- Text provided -
━━━━━━━━━━━━━━━━━━━━
Archive for August, 2010

The young adult and I hauled ourselves up at 4.10 am for the 4.45 am kick-off.
Spurs would soon be playing Manchester City in their first game of the season at White Hart Lane, and every football fan will tell you that opening day is one of the best on the calendar.
We have, over the years, seen a few together and been to a few together on visits back to England.
One of those, the start of the 2002/03 season, saw us on the supporters coaches heading to Merseyside for an opening day at Everton. I’d brought him to away games before, but there’s something different about an away game on opening day; the grass smells wonderful, the weather’s usually deliciously warm, the kits are fresh and the voices loud.

I’d had an enormous row with my own father the night before the match when he came to visit us at my Mums. Years of bottled frustration at his bizarre behavior since their divorce had finally got to me, and I had screamed like I’d never screamed at him before, walking an emotional tightrope off which I’d suddenly, abruptly, fallen. Regular readers will have learnt in columns gone by that my dear Dad has some psychological health issues, which as they unfolded explained some of his bizarreness (solo trips to Norwegian icefields to camp alone and study the light, etc)…as we left in the morning to get to the Spurs coaches, I’d asked the young adult (then still ‘the boy’) if I’d woken him up, and if so how sorry I was.
“I counted 43 ‘fucks’!” he said in reply, grinning, and we burst out laughing.
━━━━━━━━━━━━━━━━━━━━
- Record list -

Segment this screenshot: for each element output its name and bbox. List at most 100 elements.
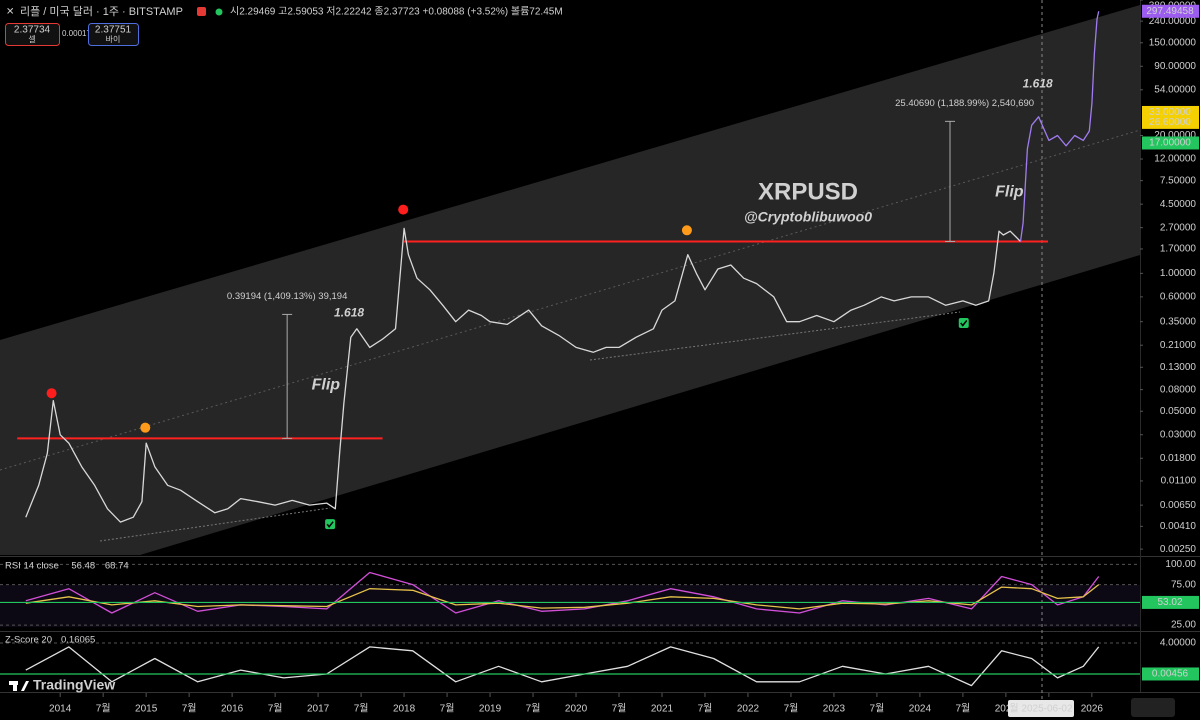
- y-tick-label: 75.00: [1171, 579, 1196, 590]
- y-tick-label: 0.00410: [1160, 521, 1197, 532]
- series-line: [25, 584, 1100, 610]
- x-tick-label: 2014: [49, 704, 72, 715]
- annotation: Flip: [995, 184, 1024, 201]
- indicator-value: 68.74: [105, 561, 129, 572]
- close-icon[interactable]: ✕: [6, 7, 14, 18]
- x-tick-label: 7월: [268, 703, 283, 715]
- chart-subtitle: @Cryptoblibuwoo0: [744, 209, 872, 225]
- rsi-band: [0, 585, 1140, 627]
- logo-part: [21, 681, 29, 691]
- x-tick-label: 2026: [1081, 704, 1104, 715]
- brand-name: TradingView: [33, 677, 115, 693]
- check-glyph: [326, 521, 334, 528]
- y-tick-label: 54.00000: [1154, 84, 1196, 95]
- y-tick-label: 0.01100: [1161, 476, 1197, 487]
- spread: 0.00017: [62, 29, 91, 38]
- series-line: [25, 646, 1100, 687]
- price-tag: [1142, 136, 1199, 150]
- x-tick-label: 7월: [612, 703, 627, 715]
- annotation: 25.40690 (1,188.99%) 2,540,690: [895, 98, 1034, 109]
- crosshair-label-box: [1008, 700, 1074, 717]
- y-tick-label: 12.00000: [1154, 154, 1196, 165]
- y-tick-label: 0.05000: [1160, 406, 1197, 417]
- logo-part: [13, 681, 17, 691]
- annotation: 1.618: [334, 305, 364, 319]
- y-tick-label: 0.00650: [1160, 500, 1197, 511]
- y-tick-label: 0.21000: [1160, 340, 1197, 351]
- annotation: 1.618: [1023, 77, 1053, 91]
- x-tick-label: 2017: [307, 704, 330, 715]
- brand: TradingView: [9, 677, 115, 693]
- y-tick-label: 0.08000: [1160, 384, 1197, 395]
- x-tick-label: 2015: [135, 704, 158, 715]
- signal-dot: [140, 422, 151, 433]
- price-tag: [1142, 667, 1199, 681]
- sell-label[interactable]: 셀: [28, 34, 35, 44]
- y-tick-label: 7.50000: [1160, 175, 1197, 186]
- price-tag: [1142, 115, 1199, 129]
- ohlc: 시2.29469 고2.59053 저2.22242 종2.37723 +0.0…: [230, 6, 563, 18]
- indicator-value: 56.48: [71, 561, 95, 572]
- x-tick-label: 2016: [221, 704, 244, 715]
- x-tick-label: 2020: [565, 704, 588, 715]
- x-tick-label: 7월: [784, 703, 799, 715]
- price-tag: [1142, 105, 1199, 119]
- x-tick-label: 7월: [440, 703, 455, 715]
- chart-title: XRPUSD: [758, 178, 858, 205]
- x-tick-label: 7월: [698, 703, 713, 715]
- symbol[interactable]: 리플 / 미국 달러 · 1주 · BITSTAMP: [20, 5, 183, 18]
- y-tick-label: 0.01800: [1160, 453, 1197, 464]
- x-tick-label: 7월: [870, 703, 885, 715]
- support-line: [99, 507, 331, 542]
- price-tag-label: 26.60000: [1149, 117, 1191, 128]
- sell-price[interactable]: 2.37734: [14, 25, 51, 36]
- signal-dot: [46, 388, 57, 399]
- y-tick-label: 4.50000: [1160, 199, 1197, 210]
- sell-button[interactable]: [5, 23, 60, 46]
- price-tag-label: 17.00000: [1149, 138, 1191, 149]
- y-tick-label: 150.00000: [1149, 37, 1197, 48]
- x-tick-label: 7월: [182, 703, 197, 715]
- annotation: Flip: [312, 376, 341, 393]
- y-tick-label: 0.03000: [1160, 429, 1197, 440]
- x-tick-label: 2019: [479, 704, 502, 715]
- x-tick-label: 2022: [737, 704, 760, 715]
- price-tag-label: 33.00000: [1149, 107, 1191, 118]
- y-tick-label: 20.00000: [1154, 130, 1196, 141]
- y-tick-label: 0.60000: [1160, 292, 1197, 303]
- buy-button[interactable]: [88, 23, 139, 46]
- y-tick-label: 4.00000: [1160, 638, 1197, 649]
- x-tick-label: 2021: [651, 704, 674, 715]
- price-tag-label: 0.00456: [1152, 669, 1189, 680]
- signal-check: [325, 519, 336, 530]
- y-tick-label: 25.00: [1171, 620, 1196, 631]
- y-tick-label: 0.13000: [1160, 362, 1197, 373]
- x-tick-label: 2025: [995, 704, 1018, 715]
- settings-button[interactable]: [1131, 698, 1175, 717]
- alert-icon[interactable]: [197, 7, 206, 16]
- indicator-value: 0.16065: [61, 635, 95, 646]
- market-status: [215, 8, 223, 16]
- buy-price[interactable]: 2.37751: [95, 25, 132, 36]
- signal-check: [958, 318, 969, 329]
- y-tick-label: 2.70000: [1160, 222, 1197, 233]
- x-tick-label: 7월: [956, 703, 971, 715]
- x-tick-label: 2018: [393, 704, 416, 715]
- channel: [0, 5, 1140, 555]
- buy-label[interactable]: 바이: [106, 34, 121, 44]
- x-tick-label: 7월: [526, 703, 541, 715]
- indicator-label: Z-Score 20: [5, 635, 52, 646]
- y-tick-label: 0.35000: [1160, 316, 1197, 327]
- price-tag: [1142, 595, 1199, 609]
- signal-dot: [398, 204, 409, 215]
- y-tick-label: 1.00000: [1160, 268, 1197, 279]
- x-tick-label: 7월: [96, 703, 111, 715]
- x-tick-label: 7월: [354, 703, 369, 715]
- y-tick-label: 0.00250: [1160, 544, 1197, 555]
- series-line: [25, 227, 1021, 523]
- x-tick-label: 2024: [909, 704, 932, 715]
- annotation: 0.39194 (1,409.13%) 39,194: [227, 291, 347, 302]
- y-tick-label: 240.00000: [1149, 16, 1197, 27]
━━━━━━━━━━━━━━━━━━━━
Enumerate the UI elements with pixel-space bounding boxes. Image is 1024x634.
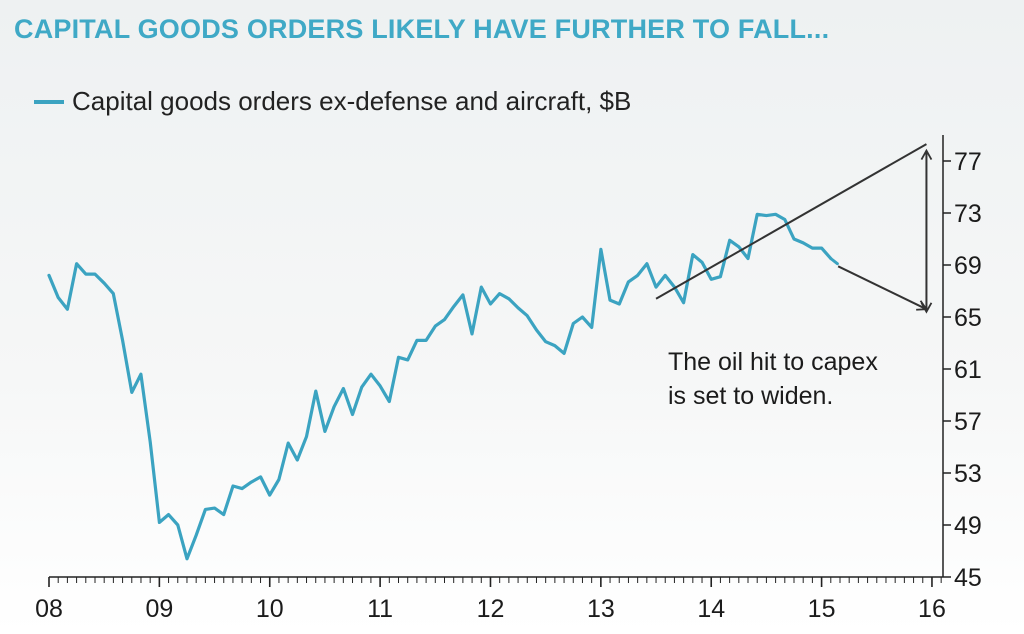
━━━━━━━━━━━━━━━━━━━━
- Work to do -
1. Answer these questions using the football text:
(a) At what time did the writer and the young adult get up for the match?
(b) Which team were Spurs about to play in their first game of the season?
(c) Which club did the writer and the boy travel to for the opening day of the 2002/03 season?
2. Copy the section of the football text starting with "Spurs would soon" and going on through "the voices loud.".

- Task answers -
1.
(a) 4.10 am
(b) Manchester City
(c) Everton

2.
Spurs would soon be playing Manchester City in their first game of the season at White Hart Lane, and every football fan will tell you that opening day is one of the best on the calendar.
We have, over the years, seen a few together and been to a few together on visits back to England.
One of those, the start of the 2002/03 season, saw us on the supporters coaches heading to Merseyside for an opening day at Everton. I’d brought him to away games before, but there’s something different about an away game on opening day; the grass smells wonderful, the weather’s usually deliciously warm, the kits are fresh and the voices loud.